Instructions for the task
Find each line with the string "BOND" and copy it.

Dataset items
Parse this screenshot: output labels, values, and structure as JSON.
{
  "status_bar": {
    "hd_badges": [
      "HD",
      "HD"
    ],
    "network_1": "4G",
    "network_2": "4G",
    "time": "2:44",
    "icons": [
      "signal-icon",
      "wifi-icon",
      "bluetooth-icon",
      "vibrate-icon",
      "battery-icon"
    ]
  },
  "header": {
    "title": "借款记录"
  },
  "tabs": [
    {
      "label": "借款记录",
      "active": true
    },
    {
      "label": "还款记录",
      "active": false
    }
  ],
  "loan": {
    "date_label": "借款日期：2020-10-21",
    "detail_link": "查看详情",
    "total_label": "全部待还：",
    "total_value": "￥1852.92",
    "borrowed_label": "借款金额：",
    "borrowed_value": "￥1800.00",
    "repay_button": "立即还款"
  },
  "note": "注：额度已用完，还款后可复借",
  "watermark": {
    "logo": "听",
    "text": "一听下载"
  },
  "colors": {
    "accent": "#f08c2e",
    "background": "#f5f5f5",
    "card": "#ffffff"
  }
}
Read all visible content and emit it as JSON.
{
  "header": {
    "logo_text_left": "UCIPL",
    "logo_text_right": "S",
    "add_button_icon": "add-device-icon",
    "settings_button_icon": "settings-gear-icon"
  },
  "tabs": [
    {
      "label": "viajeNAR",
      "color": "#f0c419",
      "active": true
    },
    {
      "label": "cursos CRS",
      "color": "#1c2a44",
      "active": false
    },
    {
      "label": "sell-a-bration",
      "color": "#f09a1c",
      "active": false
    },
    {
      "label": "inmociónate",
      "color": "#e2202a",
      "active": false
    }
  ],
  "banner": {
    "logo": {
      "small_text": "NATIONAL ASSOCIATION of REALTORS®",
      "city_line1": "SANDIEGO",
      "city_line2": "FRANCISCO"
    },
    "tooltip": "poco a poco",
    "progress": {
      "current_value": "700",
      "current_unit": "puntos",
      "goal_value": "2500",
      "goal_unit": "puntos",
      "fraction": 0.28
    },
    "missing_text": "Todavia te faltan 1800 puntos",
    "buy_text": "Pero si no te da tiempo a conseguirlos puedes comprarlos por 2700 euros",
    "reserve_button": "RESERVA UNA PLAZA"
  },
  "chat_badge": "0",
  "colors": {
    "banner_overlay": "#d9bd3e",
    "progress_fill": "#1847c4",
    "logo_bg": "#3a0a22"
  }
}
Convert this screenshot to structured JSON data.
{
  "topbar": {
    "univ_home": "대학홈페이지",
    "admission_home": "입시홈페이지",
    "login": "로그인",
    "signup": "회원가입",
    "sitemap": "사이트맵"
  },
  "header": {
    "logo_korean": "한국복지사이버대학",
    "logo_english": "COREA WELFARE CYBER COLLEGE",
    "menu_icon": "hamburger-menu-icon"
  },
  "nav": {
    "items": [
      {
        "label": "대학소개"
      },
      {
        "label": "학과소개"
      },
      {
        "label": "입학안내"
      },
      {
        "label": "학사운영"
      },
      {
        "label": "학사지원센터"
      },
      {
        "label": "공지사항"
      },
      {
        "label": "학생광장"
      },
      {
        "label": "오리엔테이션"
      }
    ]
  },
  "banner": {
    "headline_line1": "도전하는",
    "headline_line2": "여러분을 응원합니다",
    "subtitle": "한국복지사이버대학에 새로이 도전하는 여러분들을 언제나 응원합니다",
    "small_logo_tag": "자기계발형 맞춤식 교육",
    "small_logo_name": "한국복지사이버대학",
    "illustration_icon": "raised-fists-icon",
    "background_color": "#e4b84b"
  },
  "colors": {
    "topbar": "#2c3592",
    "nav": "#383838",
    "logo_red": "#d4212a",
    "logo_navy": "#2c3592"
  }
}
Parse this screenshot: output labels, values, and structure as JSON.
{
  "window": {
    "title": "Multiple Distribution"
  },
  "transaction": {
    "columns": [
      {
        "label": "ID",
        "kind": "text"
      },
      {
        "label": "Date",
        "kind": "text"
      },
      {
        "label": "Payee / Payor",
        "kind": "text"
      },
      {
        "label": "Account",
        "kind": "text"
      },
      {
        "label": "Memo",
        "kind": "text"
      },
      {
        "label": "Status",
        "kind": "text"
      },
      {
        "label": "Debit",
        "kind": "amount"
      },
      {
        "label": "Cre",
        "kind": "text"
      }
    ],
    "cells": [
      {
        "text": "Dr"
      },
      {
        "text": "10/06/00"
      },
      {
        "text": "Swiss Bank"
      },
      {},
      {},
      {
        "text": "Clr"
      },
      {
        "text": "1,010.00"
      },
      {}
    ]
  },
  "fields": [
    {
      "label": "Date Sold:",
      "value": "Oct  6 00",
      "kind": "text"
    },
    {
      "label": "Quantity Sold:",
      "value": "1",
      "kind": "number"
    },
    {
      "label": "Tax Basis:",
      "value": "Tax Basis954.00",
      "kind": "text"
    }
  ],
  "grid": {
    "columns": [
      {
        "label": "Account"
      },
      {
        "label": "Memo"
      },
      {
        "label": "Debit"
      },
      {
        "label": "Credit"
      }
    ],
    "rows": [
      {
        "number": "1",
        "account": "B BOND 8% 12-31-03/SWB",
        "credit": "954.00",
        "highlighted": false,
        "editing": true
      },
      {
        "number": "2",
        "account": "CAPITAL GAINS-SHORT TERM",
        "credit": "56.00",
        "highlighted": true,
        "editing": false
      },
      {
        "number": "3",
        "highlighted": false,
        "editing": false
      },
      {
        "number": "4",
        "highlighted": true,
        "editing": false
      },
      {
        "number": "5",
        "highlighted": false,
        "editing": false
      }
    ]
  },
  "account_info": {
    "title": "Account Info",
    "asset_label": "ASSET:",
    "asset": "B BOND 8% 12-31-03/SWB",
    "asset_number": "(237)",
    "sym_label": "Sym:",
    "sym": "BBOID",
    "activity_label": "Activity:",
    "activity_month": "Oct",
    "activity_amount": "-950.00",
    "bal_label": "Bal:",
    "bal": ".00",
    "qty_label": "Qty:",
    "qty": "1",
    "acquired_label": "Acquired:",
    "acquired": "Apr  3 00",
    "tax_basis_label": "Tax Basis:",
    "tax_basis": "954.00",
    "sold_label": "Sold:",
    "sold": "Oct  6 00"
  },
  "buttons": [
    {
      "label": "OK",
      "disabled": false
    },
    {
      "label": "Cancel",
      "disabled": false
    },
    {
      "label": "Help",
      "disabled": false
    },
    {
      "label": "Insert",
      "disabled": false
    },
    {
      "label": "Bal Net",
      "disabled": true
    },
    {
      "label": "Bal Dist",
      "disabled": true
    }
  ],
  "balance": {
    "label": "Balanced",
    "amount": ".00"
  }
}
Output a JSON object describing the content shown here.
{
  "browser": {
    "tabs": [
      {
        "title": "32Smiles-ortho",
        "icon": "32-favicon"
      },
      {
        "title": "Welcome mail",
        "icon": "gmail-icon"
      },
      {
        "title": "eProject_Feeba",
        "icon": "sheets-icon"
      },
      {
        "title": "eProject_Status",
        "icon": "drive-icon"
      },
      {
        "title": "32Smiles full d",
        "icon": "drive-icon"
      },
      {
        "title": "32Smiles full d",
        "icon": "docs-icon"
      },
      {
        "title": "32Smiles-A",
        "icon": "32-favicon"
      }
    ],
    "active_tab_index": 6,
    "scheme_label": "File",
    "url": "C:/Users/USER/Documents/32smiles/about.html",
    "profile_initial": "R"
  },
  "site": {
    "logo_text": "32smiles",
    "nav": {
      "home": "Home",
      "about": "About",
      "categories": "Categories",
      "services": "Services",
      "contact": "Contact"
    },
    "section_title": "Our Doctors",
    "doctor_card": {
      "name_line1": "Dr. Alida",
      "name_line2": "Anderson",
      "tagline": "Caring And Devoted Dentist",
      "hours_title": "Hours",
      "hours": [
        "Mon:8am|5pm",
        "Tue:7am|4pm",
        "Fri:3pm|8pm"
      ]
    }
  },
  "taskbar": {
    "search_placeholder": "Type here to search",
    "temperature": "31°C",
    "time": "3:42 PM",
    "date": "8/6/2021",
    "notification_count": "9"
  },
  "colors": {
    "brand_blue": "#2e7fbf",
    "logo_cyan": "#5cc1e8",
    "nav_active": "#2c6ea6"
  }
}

Solution for this task
        "account": "B BOND 8% 12-31-03/SWB",
    "asset": "B BOND 8% 12-31-03/SWB",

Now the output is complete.